> WRITTEN REQUEST: Write out the records word for word, with no pictures.

*****

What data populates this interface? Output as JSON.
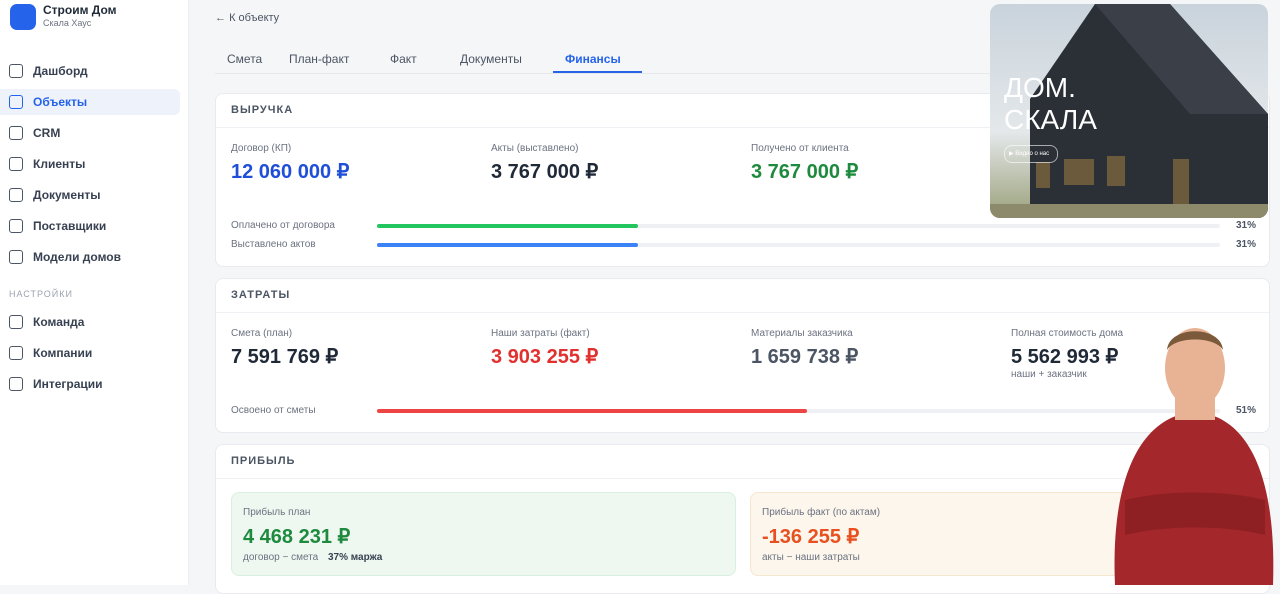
{
  "sidebar": {
    "brand": {
      "title": "Строим Дом",
      "subtitle": "Скала Хаус"
    },
    "nav": [
      "Дашборд",
      "Объекты",
      "CRM",
      "Клиенты",
      "Документы",
      "Поставщики",
      "Модели домов"
    ],
    "section": "НАСТРОЙКИ",
    "settings": [
      "Команда",
      "Компании",
      "Интеграции"
    ]
  },
  "back": "К объекту",
  "tabs": [
    "Смета",
    "План-факт",
    "Факт",
    "Документы",
    "Финансы"
  ],
  "revenue": {
    "title": "ВЫРУЧКА",
    "metrics": [
      {
        "label": "Договор (КП)",
        "value": "12 060 000 ₽"
      },
      {
        "label": "Акты (выставлено)",
        "value": "3 767 000 ₽"
      },
      {
        "label": "Получено от клиента",
        "value": "3 767 000 ₽"
      }
    ],
    "progress": [
      {
        "label": "Оплачено от договора",
        "value": 31,
        "value_label": "31%"
      },
      {
        "label": "Выставлено актов",
        "value": 31,
        "value_label": "31%"
      }
    ]
  },
  "costs": {
    "title": "ЗАТРАТЫ",
    "metrics": [
      {
        "label": "Смета (план)",
        "value": "7 591 769 ₽"
      },
      {
        "label": "Наши затраты (факт)",
        "value": "3 903 255 ₽"
      },
      {
        "label": "Материалы заказчика",
        "value": "1 659 738 ₽"
      },
      {
        "label": "Полная стоимость дома",
        "value": "5 562 993 ₽",
        "note": "наши + заказчик"
      }
    ],
    "progress": [
      {
        "label": "Освоено от сметы",
        "value": 51,
        "value_label": "51%"
      }
    ]
  },
  "profit": {
    "title": "ПРИБЫЛЬ",
    "cards": [
      {
        "label": "Прибыль план",
        "value": "4 468 231 ₽",
        "note": "договор − смета",
        "extra": "37% маржа"
      },
      {
        "label": "Прибыль факт (по актам)",
        "value": "-136 255 ₽",
        "note": "акты − наши затраты"
      }
    ]
  },
  "video": {
    "title": [
      "ДОМ.",
      "СКАЛА"
    ],
    "button": "Видео о нас"
  }
}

*****

> RESULT FOR THIS EXERCISE:
What data populates this interface? Output as JSON.
{
  "sidebar": {
    "brand": {
      "title": "Строим Дом",
      "subtitle": "Скала Хаус"
    },
    "nav": [
      "Дашборд",
      "Объекты",
      "CRM",
      "Клиенты",
      "Документы",
      "Поставщики",
      "Модели домов"
    ],
    "section": "НАСТРОЙКИ",
    "settings": [
      "Команда",
      "Компании",
      "Интеграции"
    ]
  },
  "back": "К объекту",
  "tabs": [
    "Смета",
    "План-факт",
    "Факт",
    "Документы",
    "Финансы"
  ],
  "revenue": {
    "title": "ВЫРУЧКА",
    "metrics": [
      {
        "label": "Договор (КП)",
        "value": "12 060 000 ₽"
      },
      {
        "label": "Акты (выставлено)",
        "value": "3 767 000 ₽"
      },
      {
        "label": "Получено от клиента",
        "value": "3 767 000 ₽"
      }
    ],
    "progress": [
      {
        "label": "Оплачено от договора",
        "value": 31,
        "value_label": "31%"
      },
      {
        "label": "Выставлено актов",
        "value": 31,
        "value_label": "31%"
      }
    ]
  },
  "costs": {
    "title": "ЗАТРАТЫ",
    "metrics": [
      {
        "label": "Смета (план)",
        "value": "7 591 769 ₽"
      },
      {
        "label": "Наши затраты (факт)",
        "value": "3 903 255 ₽"
      },
      {
        "label": "Материалы заказчика",
        "value": "1 659 738 ₽"
      },
      {
        "label": "Полная стоимость дома",
        "value": "5 562 993 ₽",
        "note": "наши + заказчик"
      }
    ],
    "progress": [
      {
        "label": "Освоено от сметы",
        "value": 51,
        "value_label": "51%"
      }
    ]
  },
  "profit": {
    "title": "ПРИБЫЛЬ",
    "cards": [
      {
        "label": "Прибыль план",
        "value": "4 468 231 ₽",
        "note": "договор − смета",
        "extra": "37% маржа"
      },
      {
        "label": "Прибыль факт (по актам)",
        "value": "-136 255 ₽",
        "note": "акты − наши затраты"
      }
    ]
  },
  "video": {
    "title": [
      "ДОМ.",
      "СКАЛА"
    ],
    "button": "Видео о нас"
  }
}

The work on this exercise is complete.